Go through the records line by line and work out how many lines hold the word "zoom". Answer with the number only.

#### Record list

▬▬▬▬▬▬

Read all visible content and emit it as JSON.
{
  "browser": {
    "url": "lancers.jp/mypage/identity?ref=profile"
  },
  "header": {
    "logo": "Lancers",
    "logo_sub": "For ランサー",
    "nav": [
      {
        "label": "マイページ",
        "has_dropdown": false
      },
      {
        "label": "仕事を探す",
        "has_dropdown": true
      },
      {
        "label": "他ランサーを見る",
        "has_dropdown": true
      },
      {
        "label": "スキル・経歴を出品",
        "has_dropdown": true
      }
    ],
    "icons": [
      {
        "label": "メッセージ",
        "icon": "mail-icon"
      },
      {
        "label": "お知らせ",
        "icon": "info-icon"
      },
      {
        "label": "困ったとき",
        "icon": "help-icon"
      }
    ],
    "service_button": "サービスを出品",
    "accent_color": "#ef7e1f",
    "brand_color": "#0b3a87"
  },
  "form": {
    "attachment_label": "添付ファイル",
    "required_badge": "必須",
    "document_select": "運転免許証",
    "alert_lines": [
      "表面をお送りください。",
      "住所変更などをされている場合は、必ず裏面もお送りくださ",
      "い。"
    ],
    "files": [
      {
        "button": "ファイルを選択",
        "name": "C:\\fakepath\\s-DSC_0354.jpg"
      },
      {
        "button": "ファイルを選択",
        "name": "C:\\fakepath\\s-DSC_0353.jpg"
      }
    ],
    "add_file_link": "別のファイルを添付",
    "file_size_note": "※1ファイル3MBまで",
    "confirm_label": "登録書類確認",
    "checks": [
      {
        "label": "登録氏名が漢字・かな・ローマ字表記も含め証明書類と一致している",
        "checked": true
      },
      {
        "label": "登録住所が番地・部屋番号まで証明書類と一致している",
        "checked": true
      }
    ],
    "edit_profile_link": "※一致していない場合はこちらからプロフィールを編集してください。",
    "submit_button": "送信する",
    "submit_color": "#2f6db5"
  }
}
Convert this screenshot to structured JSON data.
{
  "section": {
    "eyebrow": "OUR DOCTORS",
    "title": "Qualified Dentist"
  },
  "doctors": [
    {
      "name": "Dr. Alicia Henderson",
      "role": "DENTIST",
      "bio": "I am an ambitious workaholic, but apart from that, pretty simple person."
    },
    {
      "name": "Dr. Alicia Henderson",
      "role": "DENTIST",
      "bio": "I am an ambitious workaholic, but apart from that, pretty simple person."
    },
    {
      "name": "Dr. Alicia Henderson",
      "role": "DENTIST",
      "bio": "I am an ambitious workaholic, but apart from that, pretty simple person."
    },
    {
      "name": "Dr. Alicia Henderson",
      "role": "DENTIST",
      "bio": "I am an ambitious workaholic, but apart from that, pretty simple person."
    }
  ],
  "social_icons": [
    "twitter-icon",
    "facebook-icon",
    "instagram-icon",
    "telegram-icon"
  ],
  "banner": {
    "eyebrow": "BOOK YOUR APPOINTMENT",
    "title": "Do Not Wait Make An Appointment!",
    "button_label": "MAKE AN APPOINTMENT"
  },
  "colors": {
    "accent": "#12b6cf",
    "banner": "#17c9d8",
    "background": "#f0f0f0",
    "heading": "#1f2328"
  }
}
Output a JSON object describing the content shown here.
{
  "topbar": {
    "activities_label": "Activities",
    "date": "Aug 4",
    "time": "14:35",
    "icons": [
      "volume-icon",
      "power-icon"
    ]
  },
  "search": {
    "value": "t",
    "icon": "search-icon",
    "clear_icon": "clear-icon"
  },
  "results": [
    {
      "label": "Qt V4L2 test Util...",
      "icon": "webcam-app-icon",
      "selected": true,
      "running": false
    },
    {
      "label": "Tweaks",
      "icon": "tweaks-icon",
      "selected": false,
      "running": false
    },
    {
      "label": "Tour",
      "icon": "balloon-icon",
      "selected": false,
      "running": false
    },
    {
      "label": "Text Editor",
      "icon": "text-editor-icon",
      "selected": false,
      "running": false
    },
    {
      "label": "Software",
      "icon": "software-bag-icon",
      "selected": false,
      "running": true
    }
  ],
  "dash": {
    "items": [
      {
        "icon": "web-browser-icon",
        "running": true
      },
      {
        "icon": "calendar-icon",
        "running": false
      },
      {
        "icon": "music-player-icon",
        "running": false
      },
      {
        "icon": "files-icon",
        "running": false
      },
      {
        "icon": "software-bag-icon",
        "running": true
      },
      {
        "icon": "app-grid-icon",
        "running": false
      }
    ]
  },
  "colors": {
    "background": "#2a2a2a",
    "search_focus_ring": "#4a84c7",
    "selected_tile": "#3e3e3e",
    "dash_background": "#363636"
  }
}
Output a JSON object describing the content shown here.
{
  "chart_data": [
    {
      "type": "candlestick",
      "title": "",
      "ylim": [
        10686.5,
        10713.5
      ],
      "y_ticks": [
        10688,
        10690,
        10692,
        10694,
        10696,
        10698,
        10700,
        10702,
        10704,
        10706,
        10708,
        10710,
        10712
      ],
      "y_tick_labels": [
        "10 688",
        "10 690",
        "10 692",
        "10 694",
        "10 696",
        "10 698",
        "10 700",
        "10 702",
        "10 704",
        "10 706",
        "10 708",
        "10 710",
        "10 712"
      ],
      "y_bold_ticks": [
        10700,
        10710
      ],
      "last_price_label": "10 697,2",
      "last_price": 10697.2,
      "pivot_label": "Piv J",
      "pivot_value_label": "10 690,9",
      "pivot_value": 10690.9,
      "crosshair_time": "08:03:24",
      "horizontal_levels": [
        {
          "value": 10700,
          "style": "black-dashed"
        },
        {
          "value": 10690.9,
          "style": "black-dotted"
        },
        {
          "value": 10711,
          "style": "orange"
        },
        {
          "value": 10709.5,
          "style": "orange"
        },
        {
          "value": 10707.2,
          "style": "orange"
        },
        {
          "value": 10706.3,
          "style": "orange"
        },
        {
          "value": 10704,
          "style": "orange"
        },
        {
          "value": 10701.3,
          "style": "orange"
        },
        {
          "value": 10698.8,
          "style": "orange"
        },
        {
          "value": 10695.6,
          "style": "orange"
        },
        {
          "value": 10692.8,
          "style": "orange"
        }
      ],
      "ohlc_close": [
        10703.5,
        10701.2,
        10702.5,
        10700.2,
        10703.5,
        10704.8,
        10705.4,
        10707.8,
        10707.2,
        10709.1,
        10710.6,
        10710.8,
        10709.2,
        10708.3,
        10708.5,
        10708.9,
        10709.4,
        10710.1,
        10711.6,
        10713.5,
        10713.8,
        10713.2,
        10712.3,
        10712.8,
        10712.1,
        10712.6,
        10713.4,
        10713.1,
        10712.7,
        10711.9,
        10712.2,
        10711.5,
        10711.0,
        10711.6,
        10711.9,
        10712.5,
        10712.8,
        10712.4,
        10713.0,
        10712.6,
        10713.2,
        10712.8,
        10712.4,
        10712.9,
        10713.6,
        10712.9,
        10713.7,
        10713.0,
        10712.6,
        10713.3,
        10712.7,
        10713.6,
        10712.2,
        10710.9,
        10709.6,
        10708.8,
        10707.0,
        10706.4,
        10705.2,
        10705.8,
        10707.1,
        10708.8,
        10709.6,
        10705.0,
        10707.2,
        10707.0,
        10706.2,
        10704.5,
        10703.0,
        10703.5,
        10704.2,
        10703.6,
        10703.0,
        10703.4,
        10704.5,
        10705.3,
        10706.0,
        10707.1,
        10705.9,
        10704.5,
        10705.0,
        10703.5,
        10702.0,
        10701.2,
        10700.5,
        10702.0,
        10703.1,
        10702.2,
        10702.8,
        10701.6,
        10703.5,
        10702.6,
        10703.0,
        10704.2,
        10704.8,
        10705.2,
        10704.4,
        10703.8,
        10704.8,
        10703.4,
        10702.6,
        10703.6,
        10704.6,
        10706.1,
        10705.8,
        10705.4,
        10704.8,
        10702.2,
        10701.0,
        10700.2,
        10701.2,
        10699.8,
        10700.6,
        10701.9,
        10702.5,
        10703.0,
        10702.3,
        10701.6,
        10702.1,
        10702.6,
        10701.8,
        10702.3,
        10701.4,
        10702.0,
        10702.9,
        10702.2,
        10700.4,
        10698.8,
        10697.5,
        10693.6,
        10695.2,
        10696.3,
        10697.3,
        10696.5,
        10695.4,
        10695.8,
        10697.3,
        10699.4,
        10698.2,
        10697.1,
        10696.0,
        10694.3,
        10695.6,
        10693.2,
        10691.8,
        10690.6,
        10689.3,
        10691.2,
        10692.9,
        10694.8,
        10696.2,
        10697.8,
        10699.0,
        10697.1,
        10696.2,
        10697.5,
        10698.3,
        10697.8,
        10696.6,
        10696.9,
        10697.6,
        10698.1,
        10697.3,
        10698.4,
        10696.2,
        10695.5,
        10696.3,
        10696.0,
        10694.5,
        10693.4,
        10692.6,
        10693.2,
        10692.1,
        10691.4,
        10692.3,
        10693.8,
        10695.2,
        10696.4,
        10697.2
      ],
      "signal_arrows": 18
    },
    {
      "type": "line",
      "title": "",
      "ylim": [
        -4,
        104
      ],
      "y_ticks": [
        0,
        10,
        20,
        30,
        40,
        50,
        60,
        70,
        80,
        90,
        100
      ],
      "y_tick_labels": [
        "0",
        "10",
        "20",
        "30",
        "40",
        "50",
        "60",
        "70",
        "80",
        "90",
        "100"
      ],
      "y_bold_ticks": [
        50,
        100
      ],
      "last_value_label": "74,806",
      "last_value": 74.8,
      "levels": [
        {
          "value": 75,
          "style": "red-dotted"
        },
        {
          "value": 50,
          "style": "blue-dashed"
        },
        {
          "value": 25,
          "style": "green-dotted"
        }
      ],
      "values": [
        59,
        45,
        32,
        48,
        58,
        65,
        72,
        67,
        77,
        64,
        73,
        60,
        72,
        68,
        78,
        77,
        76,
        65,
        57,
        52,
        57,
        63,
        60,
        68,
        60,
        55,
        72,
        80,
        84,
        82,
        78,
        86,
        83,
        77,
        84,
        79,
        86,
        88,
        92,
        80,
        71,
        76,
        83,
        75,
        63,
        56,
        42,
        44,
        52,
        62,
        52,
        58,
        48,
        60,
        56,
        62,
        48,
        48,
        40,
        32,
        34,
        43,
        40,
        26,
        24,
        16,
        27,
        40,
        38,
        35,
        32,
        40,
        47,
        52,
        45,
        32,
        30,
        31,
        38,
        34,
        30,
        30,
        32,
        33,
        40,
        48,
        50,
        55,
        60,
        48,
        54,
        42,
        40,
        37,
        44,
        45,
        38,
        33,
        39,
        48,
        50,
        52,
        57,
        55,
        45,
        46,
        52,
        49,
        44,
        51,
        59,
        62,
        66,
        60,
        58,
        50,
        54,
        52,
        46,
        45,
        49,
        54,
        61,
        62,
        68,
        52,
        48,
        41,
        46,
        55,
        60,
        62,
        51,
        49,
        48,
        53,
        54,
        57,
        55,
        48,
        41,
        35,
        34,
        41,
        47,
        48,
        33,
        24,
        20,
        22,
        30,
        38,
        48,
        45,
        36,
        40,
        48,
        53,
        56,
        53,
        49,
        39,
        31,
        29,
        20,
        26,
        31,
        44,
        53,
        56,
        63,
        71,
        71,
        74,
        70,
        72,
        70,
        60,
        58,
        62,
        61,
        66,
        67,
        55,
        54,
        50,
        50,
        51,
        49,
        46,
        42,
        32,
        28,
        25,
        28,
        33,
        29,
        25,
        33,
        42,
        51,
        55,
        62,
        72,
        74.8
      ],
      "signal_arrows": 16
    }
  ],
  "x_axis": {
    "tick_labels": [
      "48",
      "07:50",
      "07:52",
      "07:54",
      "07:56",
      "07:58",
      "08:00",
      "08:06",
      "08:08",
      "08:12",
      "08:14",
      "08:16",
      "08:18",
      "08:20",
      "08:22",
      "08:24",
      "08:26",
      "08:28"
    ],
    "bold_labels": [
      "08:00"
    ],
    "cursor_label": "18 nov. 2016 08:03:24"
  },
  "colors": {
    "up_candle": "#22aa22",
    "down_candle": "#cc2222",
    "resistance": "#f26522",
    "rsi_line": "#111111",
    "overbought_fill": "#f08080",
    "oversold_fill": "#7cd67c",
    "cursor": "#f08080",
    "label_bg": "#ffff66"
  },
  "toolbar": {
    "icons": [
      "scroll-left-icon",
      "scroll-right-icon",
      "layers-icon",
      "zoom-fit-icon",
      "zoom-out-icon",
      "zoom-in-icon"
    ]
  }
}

▬▬▬▬▬▬

#### Correct response
3